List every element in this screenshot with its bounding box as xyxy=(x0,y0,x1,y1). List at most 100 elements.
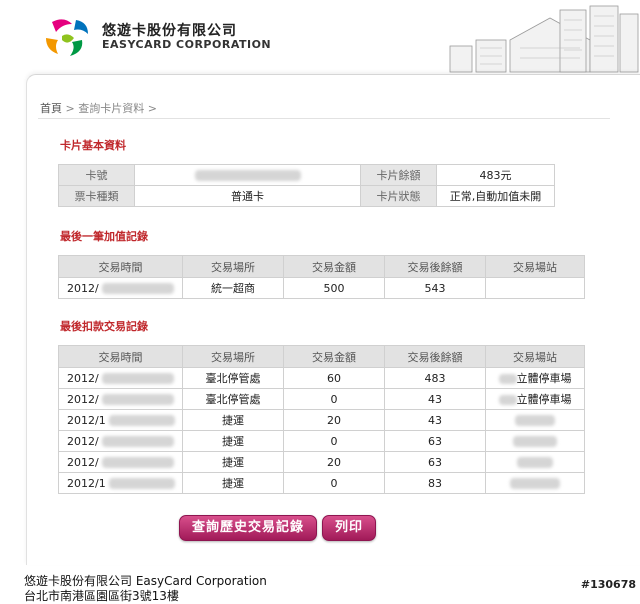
cell-place: 統一超商 xyxy=(182,277,284,299)
column-header: 交易後餘額 xyxy=(384,255,486,278)
watermark: #130678 xyxy=(580,578,636,591)
card-number-value xyxy=(134,164,361,186)
cell-date: 2012/1 xyxy=(58,409,183,431)
cell-station: 立體停車場 xyxy=(485,388,585,410)
breadcrumb-separator: > xyxy=(147,102,157,115)
cell-balance: 63 xyxy=(384,451,486,473)
cell-station xyxy=(485,430,585,452)
redacted-station xyxy=(498,374,517,384)
history-query-button[interactable]: 查詢歷史交易記錄 xyxy=(179,515,317,541)
column-header: 交易場所 xyxy=(182,345,284,368)
card-balance-value: 483元 xyxy=(436,164,555,186)
cell-place: 臺北停管處 xyxy=(182,367,284,389)
date-text: 2012/ xyxy=(67,392,99,406)
cell-place: 捷運 xyxy=(182,451,284,473)
divider xyxy=(38,118,610,119)
cell-balance: 43 xyxy=(384,409,486,431)
column-header: 交易場所 xyxy=(182,255,284,278)
redacted-station xyxy=(498,395,517,405)
cell-station: 立體停車場 xyxy=(485,367,585,389)
cell-balance: 43 xyxy=(384,388,486,410)
cell-station xyxy=(485,451,585,473)
table-row: 2012/ 統一超商 500 543 xyxy=(58,277,585,299)
brand-name-en: EASYCARD CORPORATION xyxy=(102,38,272,51)
redacted-date xyxy=(102,457,175,468)
cell-amount: 60 xyxy=(283,367,385,389)
cell-date: 2012/ xyxy=(58,451,183,473)
site-header: 悠遊卡股份有限公司 EASYCARD CORPORATION xyxy=(0,0,640,76)
column-header: 交易場站 xyxy=(485,255,585,278)
cell-station xyxy=(485,409,585,431)
cell-date: 2012/ xyxy=(58,367,183,389)
card-status-value: 正常,自動加值未開 xyxy=(436,185,555,207)
card-basic-table: 卡號 卡片餘額 483元 票卡種類 普通卡 卡片狀態 正常,自動加值未開 xyxy=(58,164,555,207)
cell-balance: 63 xyxy=(384,430,486,452)
cell-amount: 20 xyxy=(283,409,385,431)
column-header: 交易金額 xyxy=(283,255,385,278)
cell-amount: 0 xyxy=(283,430,385,452)
date-text: 2012/ xyxy=(67,281,99,295)
column-header: 交易後餘額 xyxy=(384,345,486,368)
cell-place: 捷運 xyxy=(182,430,284,452)
table-row: 2012/1 捷運 0 83 xyxy=(58,472,585,494)
breadcrumb-current: 查詢卡片資料 xyxy=(78,102,145,115)
table-row: 2012/ 捷運 0 63 xyxy=(58,430,585,452)
cell-station xyxy=(485,472,585,494)
city-illustration-icon xyxy=(449,5,639,73)
cell-date: 2012/ xyxy=(58,430,183,452)
cell-amount: 0 xyxy=(283,472,385,494)
cell-balance: 543 xyxy=(384,277,486,299)
easycard-logo-icon xyxy=(46,19,88,56)
redacted-date xyxy=(102,436,175,447)
table-row: 2012/ 捷運 20 63 xyxy=(58,451,585,473)
redacted-station xyxy=(517,457,553,468)
cell-date: 2012/1 xyxy=(58,472,183,494)
card-type-label: 票卡種類 xyxy=(58,185,135,207)
cell-place: 臺北停管處 xyxy=(182,388,284,410)
station-text: 立體停車場 xyxy=(516,393,572,406)
section-title-deduct: 最後扣款交易記錄 xyxy=(60,320,148,333)
redacted-station xyxy=(513,436,557,447)
redacted-card-number xyxy=(194,170,301,181)
table-row: 2012/ 臺北停管處 0 43 立體停車場 xyxy=(58,388,585,410)
station-text: 立體停車場 xyxy=(516,372,572,385)
cell-amount: 0 xyxy=(283,388,385,410)
topup-table: 交易時間 交易場所 交易金額 交易後餘額 交易場站 2012/ 統一超商 500… xyxy=(58,255,585,299)
date-text: 2012/1 xyxy=(67,413,106,427)
redacted-date xyxy=(109,478,176,489)
table-row: 2012/ 臺北停管處 60 483 立體停車場 xyxy=(58,367,585,389)
date-text: 2012/ xyxy=(67,434,99,448)
redacted-date xyxy=(102,394,175,405)
redacted-date xyxy=(102,283,175,294)
breadcrumb: 首頁 > 查詢卡片資料 > xyxy=(40,100,157,116)
table-row: 2012/1 捷運 20 43 xyxy=(58,409,585,431)
card-number-label: 卡號 xyxy=(58,164,135,186)
redacted-station xyxy=(515,415,555,426)
cell-date: 2012/ xyxy=(58,388,183,410)
card-status-label: 卡片狀態 xyxy=(360,185,437,207)
column-header: 交易金額 xyxy=(283,345,385,368)
column-header: 交易時間 xyxy=(58,345,183,368)
print-button[interactable]: 列印 xyxy=(322,515,376,541)
deduct-table: 交易時間 交易場所 交易金額 交易後餘額 交易場站 2012/ 臺北停管處 60… xyxy=(58,345,585,494)
cell-station xyxy=(485,277,585,299)
section-title-topup: 最後一筆加值記錄 xyxy=(60,230,148,243)
date-text: 2012/1 xyxy=(67,476,106,490)
section-title-basic: 卡片基本資料 xyxy=(60,139,126,152)
cell-place: 捷運 xyxy=(182,409,284,431)
brand-name-cn: 悠遊卡股份有限公司 xyxy=(102,23,237,39)
column-header: 交易場站 xyxy=(485,345,585,368)
cell-balance: 83 xyxy=(384,472,486,494)
cell-amount: 500 xyxy=(283,277,385,299)
cell-balance: 483 xyxy=(384,367,486,389)
column-header: 交易時間 xyxy=(58,255,183,278)
breadcrumb-home[interactable]: 首頁 xyxy=(40,102,62,115)
card-type-value: 普通卡 xyxy=(134,185,361,207)
breadcrumb-separator: > xyxy=(65,102,75,115)
date-text: 2012/ xyxy=(67,455,99,469)
redacted-station xyxy=(510,478,560,489)
footer-address: 台北市南港區園區街3號13樓 xyxy=(24,589,179,603)
redacted-date xyxy=(102,373,175,384)
date-text: 2012/ xyxy=(67,371,99,385)
cell-place: 捷運 xyxy=(182,472,284,494)
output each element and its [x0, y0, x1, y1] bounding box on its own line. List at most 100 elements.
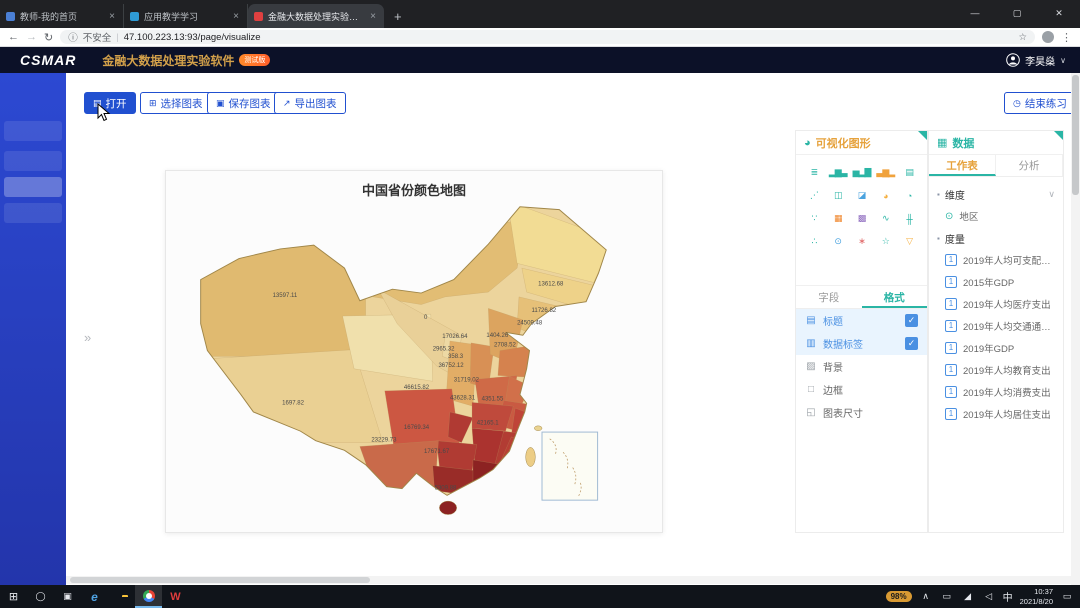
chart-type-icon-radar[interactable]: ☆: [874, 232, 896, 251]
panel-corner-marker: [918, 131, 927, 140]
table-icon: ▦: [937, 136, 947, 149]
chart-type-icon-list[interactable]: ≣: [803, 163, 825, 182]
chrome-icon[interactable]: [135, 585, 162, 608]
chart-type-icon-line[interactable]: ∿: [874, 209, 896, 228]
chart-type-icon-scatter-trend[interactable]: ⋰: [803, 186, 825, 205]
site-info-icon[interactable]: ⓘ: [68, 30, 78, 44]
data-labels-checkbox[interactable]: ✓: [905, 337, 918, 350]
select-chart-button[interactable]: ⊞ 选择图表: [140, 92, 212, 114]
volume-icon[interactable]: ◁: [982, 591, 996, 602]
user-area[interactable]: 李昊燊 ∨: [1006, 47, 1066, 73]
map-region-taiwan[interactable]: [526, 447, 536, 466]
format-item-data-labels[interactable]: ▥ 数据标签 ✓: [796, 332, 927, 355]
tab-worksheet[interactable]: 工作表: [929, 155, 996, 176]
tab-close-icon[interactable]: ×: [231, 11, 241, 22]
chart-type-icon-scatter[interactable]: ∴: [803, 232, 825, 251]
tab-fields[interactable]: 字段: [796, 286, 862, 308]
tab-format[interactable]: 格式: [862, 286, 928, 308]
window-close-button[interactable]: ✕: [1038, 0, 1080, 26]
numeric-field-icon: 1: [945, 408, 957, 420]
measure-field[interactable]: 1 2019年人均消费支出: [929, 381, 1063, 403]
chart-type-icon-wordcloud[interactable]: ∗: [851, 232, 873, 251]
map-region[interactable]: [472, 402, 513, 431]
measure-section-header[interactable]: ▪ 度量: [929, 227, 1063, 249]
measure-field[interactable]: 1 2019年人均交通通信支出: [929, 315, 1063, 337]
chart-type-icon-pie[interactable]: ◕: [874, 186, 896, 205]
browser-tab-1[interactable]: 教师-我的首页 ×: [0, 4, 124, 28]
chart-type-icon-donut[interactable]: ◔: [898, 186, 920, 205]
tab-close-icon[interactable]: ×: [368, 11, 378, 22]
chart-type-icon-histogram[interactable]: ▅▂▇: [851, 163, 873, 182]
format-item-border[interactable]: □ 边框: [796, 378, 927, 401]
ime-indicator[interactable]: 中: [1003, 589, 1013, 604]
start-button[interactable]: ⊞: [0, 590, 27, 603]
notification-center-icon[interactable]: ▭: [1060, 591, 1074, 602]
save-chart-button[interactable]: ▣ 保存图表: [207, 92, 280, 114]
chart-type-icon-combo[interactable]: ◫: [827, 186, 849, 205]
measure-field[interactable]: 1 2015年GDP: [929, 271, 1063, 293]
monitor-icon[interactable]: ▭: [940, 591, 954, 602]
chart-type-icon-hbar[interactable]: ▤: [898, 163, 920, 182]
measure-field[interactable]: 1 2019年人均可支配收入: [929, 249, 1063, 271]
sidebar-menu-item[interactable]: [4, 203, 62, 223]
export-chart-label: 导出图表: [295, 96, 337, 111]
vertical-scrollbar-thumb[interactable]: [1072, 75, 1079, 195]
tab-close-icon[interactable]: ×: [107, 11, 117, 22]
chart-type-icon-funnel[interactable]: ▽: [898, 232, 920, 251]
network-icon[interactable]: ◢: [961, 591, 975, 602]
url-text[interactable]: 47.100.223.13:93/page/visualize: [124, 32, 1014, 43]
new-tab-button[interactable]: +: [384, 9, 412, 28]
sidebar-menu-item[interactable]: [4, 121, 62, 141]
chart-type-icon-treemap[interactable]: ▦: [827, 209, 849, 228]
export-chart-button[interactable]: ↗ 导出图表: [274, 92, 346, 114]
sidebar-menu-item[interactable]: [4, 151, 62, 171]
tray-expand-icon[interactable]: ∧: [919, 591, 933, 602]
measure-field[interactable]: 1 2019年人均教育支出: [929, 359, 1063, 381]
user-avatar-icon: [1006, 53, 1020, 67]
browser-menu-icon[interactable]: ⋮: [1061, 31, 1072, 44]
sidebar-menu-item[interactable]: [4, 177, 62, 197]
wps-icon[interactable]: W: [162, 591, 189, 603]
format-item-chart-size[interactable]: ◱ 图表尺寸: [796, 401, 927, 424]
measure-field[interactable]: 1 2019年人均医疗支出: [929, 293, 1063, 315]
window-maximize-button[interactable]: ▢: [996, 0, 1038, 26]
tab-analysis[interactable]: 分析: [996, 155, 1063, 176]
battery-badge[interactable]: 98%: [886, 591, 912, 602]
open-button[interactable]: ▤ 打开: [84, 92, 136, 114]
dimension-field-region[interactable]: ⊙ 地区: [929, 205, 1063, 227]
chevron-down-icon[interactable]: ∨: [1048, 189, 1055, 200]
browser-tab-3-active[interactable]: 金融大数据处理实验软件 ×: [248, 4, 384, 28]
chart-type-icon-bar[interactable]: ▂▆▃: [827, 163, 849, 182]
task-view-icon[interactable]: ▣: [54, 591, 81, 602]
url-omnibox[interactable]: ⓘ 不安全 | 47.100.223.13:93/page/visualize …: [60, 30, 1035, 44]
taskbar-clock[interactable]: 10:37 2021/8/20: [1020, 587, 1053, 607]
horizontal-scrollbar-thumb[interactable]: [70, 577, 370, 583]
map-region-hainan[interactable]: [439, 501, 456, 514]
chart-type-icon-stacked-bar[interactable]: ▃▆▂: [874, 163, 896, 182]
measure-field[interactable]: 1 2019年GDP: [929, 337, 1063, 359]
forward-icon[interactable]: →: [26, 31, 37, 43]
format-item-label: 标题: [823, 313, 843, 328]
title-checkbox[interactable]: ✓: [905, 314, 918, 327]
back-icon[interactable]: ←: [8, 31, 19, 43]
sidebar-expand-icon[interactable]: »: [84, 330, 91, 345]
window-minimize-button[interactable]: —: [954, 0, 996, 26]
dimension-section-header[interactable]: ▪ 维度 ∨: [929, 183, 1063, 205]
reload-icon[interactable]: ↻: [44, 31, 53, 44]
edge-icon[interactable]: e: [81, 590, 108, 604]
tab-favicon: [254, 12, 263, 21]
chart-type-icon-point-map[interactable]: ∵: [803, 209, 825, 228]
measure-field[interactable]: 1 2019年人均居住支出: [929, 403, 1063, 425]
format-item-title[interactable]: ▤ 标题 ✓: [796, 309, 927, 332]
chart-type-icon-mosaic[interactable]: ▩: [851, 209, 873, 228]
browser-tab-2[interactable]: 应用教学学习 ×: [124, 4, 248, 28]
chart-type-icon-area[interactable]: ◪: [851, 186, 873, 205]
chart-type-icon-candlestick[interactable]: ╫: [898, 209, 920, 228]
bookmark-star-icon[interactable]: ☆: [1018, 32, 1027, 43]
format-item-background[interactable]: ▨ 背景: [796, 355, 927, 378]
chart-type-icon-bubble[interactable]: ⊙: [827, 232, 849, 251]
china-choropleth-map[interactable]: 13597.11 13612.68 11726.82 24509.48 0 17…: [192, 201, 636, 527]
end-practice-button[interactable]: ◷ 结束练习: [1004, 92, 1076, 114]
browser-profile-avatar[interactable]: [1042, 31, 1054, 43]
search-icon[interactable]: ◯: [27, 591, 54, 602]
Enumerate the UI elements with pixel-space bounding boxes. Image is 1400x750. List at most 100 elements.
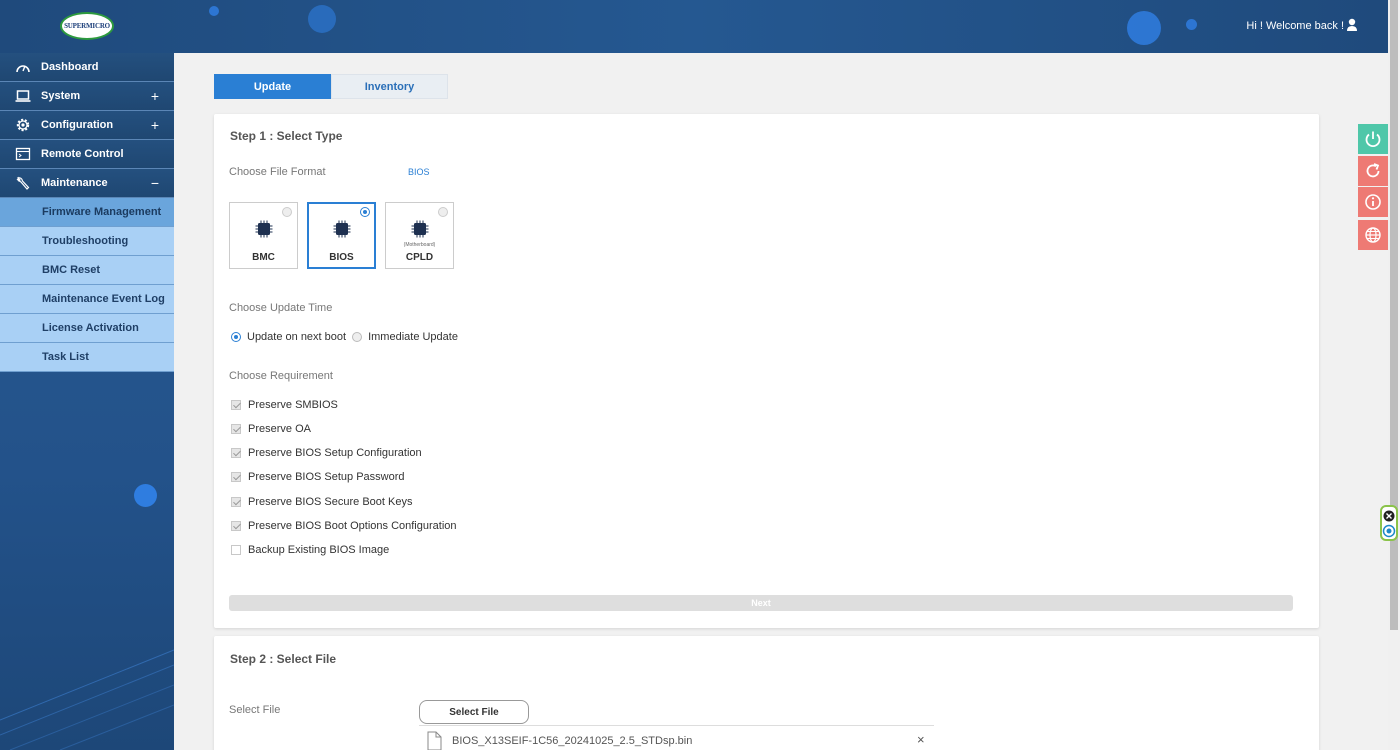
########################################
• [Work to be completed]
Starting with the line that contains "chart-type-icon-radar[interactable]: ☆: [874, 232, 896, 251]" and going on through the line that contains "227, 1063, 249]", output those lines of the data as a numbered list and leave out any blank lines.

• [Output of the task]
1. chart-type-icon-radar[interactable]: ☆: [874, 232, 896, 251]
2. panel-corner-marker: [918, 131, 927, 140]
3. table-icon: ▦: [937, 136, 947, 149]
4. chart-type-icon-list[interactable]: ≣: [803, 163, 825, 182]
5. chrome-icon[interactable]: [135, 585, 162, 608]
6. chart-type-icon-line[interactable]: ∿: [874, 209, 896, 228]
7. chart-type-icon-scatter-trend[interactable]: ⋰: [803, 186, 825, 205]
8. site-info-icon[interactable]: ⓘ: [68, 30, 78, 44]
9. data-labels-checkbox[interactable]: ✓: [905, 337, 918, 350]
10. select-chart-button[interactable]: ⊞ 选择图表: [140, 92, 212, 114]
11. volume-icon[interactable]: ◁: [982, 591, 996, 602]
12. user-area[interactable]: 李昊燊 ∨: [1006, 47, 1066, 73]
13. map-region-taiwan[interactable]: [526, 447, 536, 466]
14. format-item-data-labels[interactable]: ▥ 数据标签 ✓: [796, 332, 927, 355]
15. tab-worksheet[interactable]: 工作表: [929, 155, 996, 176]
16. tab-close-icon[interactable]: ×: [231, 11, 241, 22]
17. chart-type-icon-scatter[interactable]: ∴: [803, 232, 825, 251]
18. tab-fields[interactable]: 字段: [796, 286, 862, 308]
19. tab-format[interactable]: 格式: [862, 286, 928, 308]
20. window-close-button[interactable]: ✕: [1038, 0, 1080, 26]
21. numeric-field-icon: 1: [945, 408, 957, 420]
22. measure-field[interactable]: 1 2019年人均消费支出: [929, 381, 1063, 403]
23. chart-type-icon-wordcloud[interactable]: ∗: [851, 232, 873, 251]
24. map-region[interactable]: [472, 402, 513, 431]
25. measure-section-header[interactable]: ▪ 度量: [929, 227, 1063, 249]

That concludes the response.